**Instructions to follow**
Render every entry verbatim.

(Dataset items)
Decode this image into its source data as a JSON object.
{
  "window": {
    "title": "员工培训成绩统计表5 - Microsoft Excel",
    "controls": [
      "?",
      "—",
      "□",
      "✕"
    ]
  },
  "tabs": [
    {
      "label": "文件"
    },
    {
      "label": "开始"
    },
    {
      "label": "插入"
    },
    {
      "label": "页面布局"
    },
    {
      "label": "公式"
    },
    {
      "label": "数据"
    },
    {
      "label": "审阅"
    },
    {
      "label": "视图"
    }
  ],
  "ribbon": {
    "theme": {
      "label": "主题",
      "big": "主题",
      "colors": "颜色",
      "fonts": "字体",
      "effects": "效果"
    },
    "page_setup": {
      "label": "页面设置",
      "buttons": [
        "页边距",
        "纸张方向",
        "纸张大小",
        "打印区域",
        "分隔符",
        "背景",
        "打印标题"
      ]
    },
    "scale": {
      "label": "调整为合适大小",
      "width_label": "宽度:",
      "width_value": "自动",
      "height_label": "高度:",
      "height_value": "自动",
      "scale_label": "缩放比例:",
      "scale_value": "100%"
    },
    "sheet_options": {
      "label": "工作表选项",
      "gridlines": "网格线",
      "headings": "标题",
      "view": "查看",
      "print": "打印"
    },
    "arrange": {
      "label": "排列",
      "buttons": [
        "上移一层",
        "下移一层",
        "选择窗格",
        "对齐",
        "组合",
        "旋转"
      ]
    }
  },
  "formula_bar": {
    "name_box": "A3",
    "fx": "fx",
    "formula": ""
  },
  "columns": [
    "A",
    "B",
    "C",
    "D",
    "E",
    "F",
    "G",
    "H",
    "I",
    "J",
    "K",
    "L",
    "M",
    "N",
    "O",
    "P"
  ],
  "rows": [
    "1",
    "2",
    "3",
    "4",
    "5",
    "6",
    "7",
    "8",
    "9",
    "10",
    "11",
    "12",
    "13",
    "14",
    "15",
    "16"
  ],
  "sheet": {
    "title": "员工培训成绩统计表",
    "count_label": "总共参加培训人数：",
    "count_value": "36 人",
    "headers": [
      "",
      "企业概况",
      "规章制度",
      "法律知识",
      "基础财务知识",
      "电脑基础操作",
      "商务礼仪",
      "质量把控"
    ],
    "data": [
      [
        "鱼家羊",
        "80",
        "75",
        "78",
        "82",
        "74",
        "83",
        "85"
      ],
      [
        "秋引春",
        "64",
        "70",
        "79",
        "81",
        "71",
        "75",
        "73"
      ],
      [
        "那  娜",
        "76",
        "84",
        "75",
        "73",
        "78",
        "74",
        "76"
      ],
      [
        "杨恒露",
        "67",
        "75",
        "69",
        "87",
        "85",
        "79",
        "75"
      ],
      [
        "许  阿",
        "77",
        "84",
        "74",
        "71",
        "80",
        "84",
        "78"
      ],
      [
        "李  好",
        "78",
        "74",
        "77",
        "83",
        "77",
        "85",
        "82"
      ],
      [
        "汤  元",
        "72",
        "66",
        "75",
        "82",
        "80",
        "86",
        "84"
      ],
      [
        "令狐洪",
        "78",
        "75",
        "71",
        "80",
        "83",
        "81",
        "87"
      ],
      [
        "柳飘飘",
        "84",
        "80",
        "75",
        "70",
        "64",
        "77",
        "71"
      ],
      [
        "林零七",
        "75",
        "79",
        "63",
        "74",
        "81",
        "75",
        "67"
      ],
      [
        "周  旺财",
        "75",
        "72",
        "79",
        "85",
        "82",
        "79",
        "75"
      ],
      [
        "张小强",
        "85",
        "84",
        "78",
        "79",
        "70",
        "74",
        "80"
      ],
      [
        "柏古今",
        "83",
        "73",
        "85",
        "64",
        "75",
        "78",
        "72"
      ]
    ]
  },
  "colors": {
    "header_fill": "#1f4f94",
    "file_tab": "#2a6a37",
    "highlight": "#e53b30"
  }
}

**The answer**
Decode this image into its source data as a JSON object.
{
  "window": {
    "title": "员工培训成绩统计表5 - Microsoft Excel",
    "controls": [
      "?",
      "—",
      "□",
      "✕"
    ]
  },
  "tabs": [
    {
      "label": "文件"
    },
    {
      "label": "开始"
    },
    {
      "label": "插入"
    },
    {
      "label": "页面布局"
    },
    {
      "label": "公式"
    },
    {
      "label": "数据"
    },
    {
      "label": "审阅"
    },
    {
      "label": "视图"
    }
  ],
  "ribbon": {
    "theme": {
      "label": "主题",
      "big": "主题",
      "colors": "颜色",
      "fonts": "字体",
      "effects": "效果"
    },
    "page_setup": {
      "label": "页面设置",
      "buttons": [
        "页边距",
        "纸张方向",
        "纸张大小",
        "打印区域",
        "分隔符",
        "背景",
        "打印标题"
      ]
    },
    "scale": {
      "label": "调整为合适大小",
      "width_label": "宽度:",
      "width_value": "自动",
      "height_label": "高度:",
      "height_value": "自动",
      "scale_label": "缩放比例:",
      "scale_value": "100%"
    },
    "sheet_options": {
      "label": "工作表选项",
      "gridlines": "网格线",
      "headings": "标题",
      "view": "查看",
      "print": "打印"
    },
    "arrange": {
      "label": "排列",
      "buttons": [
        "上移一层",
        "下移一层",
        "选择窗格",
        "对齐",
        "组合",
        "旋转"
      ]
    }
  },
  "formula_bar": {
    "name_box": "A3",
    "fx": "fx",
    "formula": ""
  },
  "columns": [
    "A",
    "B",
    "C",
    "D",
    "E",
    "F",
    "G",
    "H",
    "I",
    "J",
    "K",
    "L",
    "M",
    "N",
    "O",
    "P"
  ],
  "rows": [
    "1",
    "2",
    "3",
    "4",
    "5",
    "6",
    "7",
    "8",
    "9",
    "10",
    "11",
    "12",
    "13",
    "14",
    "15",
    "16"
  ],
  "sheet": {
    "title": "员工培训成绩统计表",
    "count_label": "总共参加培训人数：",
    "count_value": "36 人",
    "headers": [
      "",
      "企业概况",
      "规章制度",
      "法律知识",
      "基础财务知识",
      "电脑基础操作",
      "商务礼仪",
      "质量把控"
    ],
    "data": [
      [
        "鱼家羊",
        "80",
        "75",
        "78",
        "82",
        "74",
        "83",
        "85"
      ],
      [
        "秋引春",
        "64",
        "70",
        "79",
        "81",
        "71",
        "75",
        "73"
      ],
      [
        "那  娜",
        "76",
        "84",
        "75",
        "73",
        "78",
        "74",
        "76"
      ],
      [
        "杨恒露",
        "67",
        "75",
        "69",
        "87",
        "85",
        "79",
        "75"
      ],
      [
        "许  阿",
        "77",
        "84",
        "74",
        "71",
        "80",
        "84",
        "78"
      ],
      [
        "李  好",
        "78",
        "74",
        "77",
        "83",
        "77",
        "85",
        "82"
      ],
      [
        "汤  元",
        "72",
        "66",
        "75",
        "82",
        "80",
        "86",
        "84"
      ],
      [
        "令狐洪",
        "78",
        "75",
        "71",
        "80",
        "83",
        "81",
        "87"
      ],
      [
        "柳飘飘",
        "84",
        "80",
        "75",
        "70",
        "64",
        "77",
        "71"
      ],
      [
        "林零七",
        "75",
        "79",
        "63",
        "74",
        "81",
        "75",
        "67"
      ],
      [
        "周  旺财",
        "75",
        "72",
        "79",
        "85",
        "82",
        "79",
        "75"
      ],
      [
        "张小强",
        "85",
        "84",
        "78",
        "79",
        "70",
        "74",
        "80"
      ],
      [
        "柏古今",
        "83",
        "73",
        "85",
        "64",
        "75",
        "78",
        "72"
      ]
    ]
  },
  "colors": {
    "header_fill": "#1f4f94",
    "file_tab": "#2a6a37",
    "highlight": "#e53b30"
  }
}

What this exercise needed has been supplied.